WHAT NEEDS TO BE DONE
Below is a listing. Gather each line of it that contains "JSON".

THE RECORDS
^^^^^^^^^^^^^^^^
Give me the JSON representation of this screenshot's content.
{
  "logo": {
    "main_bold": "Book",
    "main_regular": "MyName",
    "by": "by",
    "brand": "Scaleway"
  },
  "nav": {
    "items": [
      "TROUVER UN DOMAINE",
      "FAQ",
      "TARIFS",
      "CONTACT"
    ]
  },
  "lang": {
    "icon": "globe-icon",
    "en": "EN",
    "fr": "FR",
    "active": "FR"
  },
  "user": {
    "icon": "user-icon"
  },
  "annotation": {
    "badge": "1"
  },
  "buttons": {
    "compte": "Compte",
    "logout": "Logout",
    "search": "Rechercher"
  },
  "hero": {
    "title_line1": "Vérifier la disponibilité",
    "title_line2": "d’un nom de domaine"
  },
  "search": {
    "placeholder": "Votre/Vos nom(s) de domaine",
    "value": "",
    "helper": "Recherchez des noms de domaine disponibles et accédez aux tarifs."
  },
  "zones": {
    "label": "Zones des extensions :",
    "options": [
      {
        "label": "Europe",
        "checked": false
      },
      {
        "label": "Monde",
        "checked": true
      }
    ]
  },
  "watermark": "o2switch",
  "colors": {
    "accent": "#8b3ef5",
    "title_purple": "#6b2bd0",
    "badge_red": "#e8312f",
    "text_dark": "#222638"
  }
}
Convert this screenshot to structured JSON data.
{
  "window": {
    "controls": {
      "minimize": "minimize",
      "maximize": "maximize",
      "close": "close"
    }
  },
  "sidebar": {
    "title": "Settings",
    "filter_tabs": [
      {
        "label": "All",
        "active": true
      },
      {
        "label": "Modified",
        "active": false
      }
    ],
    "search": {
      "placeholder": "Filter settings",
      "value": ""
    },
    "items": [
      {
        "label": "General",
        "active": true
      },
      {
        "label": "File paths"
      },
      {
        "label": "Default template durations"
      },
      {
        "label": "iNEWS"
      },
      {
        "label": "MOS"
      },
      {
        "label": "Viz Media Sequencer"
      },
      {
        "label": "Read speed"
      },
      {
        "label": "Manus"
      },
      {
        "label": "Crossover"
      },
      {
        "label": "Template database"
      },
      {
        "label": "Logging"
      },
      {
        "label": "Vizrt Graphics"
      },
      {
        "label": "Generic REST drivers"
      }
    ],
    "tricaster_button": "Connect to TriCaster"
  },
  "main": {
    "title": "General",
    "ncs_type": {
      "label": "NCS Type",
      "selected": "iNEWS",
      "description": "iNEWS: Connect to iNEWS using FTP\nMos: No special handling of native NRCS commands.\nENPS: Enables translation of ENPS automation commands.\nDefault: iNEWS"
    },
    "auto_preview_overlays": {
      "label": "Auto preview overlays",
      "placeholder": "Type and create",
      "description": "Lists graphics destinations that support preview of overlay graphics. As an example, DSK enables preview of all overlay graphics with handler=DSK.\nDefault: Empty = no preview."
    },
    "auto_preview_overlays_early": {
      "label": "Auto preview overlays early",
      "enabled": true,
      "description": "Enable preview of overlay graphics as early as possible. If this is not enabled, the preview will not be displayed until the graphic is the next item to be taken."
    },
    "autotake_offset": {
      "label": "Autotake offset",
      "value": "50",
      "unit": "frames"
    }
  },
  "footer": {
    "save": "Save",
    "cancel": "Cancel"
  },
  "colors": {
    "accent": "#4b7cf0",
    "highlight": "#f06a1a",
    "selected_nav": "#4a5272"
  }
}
^^^^^^^^^^^^^^^^
WRITTEN REPLY
Give me the JSON representation of this screenshot's content.
Convert this screenshot to structured JSON data.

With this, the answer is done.